#### [Exercise objective]
Extract every line below that contains the word "lost".

#### [Provided information]
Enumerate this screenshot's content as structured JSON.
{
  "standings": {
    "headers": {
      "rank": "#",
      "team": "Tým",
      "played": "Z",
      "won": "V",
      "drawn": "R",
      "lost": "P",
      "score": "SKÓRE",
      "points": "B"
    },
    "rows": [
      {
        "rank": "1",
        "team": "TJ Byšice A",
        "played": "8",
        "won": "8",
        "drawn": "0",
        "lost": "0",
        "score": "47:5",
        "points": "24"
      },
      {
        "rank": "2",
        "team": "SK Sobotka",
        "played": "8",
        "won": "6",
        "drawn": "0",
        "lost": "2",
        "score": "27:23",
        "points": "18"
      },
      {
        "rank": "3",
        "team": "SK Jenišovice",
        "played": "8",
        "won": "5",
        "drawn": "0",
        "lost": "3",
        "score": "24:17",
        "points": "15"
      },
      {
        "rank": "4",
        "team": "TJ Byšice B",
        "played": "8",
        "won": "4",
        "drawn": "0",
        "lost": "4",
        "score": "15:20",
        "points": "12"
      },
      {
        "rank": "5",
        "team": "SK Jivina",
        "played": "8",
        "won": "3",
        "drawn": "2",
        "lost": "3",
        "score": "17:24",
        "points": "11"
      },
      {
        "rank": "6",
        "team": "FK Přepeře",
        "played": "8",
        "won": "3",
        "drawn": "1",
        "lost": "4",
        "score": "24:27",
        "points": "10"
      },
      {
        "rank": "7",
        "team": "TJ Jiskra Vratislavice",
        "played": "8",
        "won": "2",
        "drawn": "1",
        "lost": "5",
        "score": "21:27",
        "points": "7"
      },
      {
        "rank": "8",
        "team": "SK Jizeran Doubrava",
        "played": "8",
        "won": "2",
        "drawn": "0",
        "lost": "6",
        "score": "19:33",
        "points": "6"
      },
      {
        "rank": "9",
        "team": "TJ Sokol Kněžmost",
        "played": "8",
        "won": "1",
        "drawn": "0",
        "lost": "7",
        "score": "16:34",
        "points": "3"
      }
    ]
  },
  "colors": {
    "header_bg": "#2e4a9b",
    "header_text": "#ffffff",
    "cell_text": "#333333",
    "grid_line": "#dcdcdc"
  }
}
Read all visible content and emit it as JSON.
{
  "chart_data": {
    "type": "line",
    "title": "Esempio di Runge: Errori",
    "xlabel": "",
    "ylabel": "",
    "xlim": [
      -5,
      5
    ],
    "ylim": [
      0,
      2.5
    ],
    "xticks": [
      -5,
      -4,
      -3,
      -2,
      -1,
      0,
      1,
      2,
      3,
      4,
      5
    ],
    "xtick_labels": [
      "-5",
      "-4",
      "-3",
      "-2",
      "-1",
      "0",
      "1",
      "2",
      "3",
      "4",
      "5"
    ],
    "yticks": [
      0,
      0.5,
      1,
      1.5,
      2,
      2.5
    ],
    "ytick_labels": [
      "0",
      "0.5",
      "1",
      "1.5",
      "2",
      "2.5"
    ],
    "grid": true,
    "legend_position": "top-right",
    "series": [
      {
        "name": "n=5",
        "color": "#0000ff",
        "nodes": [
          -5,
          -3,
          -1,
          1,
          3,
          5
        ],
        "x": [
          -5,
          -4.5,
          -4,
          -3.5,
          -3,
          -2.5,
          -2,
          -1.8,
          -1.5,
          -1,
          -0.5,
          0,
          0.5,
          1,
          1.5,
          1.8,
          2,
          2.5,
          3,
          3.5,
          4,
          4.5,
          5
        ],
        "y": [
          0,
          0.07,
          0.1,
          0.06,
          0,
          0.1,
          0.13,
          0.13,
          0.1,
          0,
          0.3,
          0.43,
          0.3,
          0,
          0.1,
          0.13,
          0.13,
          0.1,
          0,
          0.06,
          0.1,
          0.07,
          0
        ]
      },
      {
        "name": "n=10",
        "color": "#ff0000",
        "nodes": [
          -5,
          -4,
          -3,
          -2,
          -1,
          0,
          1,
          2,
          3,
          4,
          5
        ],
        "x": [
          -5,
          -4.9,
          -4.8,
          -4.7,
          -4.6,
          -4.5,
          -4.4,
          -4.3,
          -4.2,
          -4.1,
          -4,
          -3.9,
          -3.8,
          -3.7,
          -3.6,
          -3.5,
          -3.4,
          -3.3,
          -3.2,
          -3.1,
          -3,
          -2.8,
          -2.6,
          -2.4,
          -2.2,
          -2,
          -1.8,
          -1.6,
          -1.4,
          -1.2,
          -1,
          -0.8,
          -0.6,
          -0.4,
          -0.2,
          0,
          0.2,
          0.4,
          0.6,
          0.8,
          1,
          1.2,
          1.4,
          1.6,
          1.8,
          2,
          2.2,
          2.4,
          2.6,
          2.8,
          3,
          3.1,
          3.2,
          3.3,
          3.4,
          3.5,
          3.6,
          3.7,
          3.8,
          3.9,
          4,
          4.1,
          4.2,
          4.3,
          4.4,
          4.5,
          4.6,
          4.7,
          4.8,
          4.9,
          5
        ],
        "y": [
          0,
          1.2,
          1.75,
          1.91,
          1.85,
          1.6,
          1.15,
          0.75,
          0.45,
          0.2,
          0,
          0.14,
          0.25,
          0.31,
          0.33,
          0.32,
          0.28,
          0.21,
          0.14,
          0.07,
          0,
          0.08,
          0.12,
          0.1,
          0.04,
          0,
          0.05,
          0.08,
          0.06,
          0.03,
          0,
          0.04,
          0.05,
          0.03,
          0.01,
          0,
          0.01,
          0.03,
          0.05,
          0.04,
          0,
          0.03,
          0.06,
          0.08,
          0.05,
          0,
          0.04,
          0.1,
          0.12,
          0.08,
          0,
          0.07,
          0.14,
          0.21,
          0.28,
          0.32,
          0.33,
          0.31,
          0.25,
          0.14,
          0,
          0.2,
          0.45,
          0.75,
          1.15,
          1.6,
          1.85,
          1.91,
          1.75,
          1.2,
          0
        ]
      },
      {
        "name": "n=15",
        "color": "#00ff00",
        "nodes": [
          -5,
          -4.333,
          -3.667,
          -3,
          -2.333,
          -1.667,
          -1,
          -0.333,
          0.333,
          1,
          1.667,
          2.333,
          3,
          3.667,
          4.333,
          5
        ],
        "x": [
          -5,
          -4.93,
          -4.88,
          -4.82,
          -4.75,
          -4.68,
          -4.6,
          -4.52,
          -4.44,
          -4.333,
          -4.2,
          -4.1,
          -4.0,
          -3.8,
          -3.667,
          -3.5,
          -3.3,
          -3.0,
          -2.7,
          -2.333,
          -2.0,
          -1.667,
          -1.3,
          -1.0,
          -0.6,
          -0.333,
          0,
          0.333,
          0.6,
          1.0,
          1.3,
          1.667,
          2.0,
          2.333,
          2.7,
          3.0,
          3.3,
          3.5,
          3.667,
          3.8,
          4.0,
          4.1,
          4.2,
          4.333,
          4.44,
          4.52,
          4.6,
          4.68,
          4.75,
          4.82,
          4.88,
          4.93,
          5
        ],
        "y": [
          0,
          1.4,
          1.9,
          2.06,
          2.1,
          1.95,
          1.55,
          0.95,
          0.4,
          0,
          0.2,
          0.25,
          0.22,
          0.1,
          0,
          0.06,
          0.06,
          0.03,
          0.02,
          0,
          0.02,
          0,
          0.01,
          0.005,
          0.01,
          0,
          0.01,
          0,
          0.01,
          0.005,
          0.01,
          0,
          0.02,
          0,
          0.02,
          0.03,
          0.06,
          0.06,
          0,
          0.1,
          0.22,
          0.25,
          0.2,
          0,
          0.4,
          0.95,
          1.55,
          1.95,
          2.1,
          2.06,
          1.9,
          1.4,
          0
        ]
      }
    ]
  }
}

#### [Expected output]
      "lost": "P",
        "lost": "0",
        "lost": "2",
        "lost": "3",
        "lost": "4",
        "lost": "3",
        "lost": "4",
        "lost": "5",
        "lost": "6",
        "lost": "7",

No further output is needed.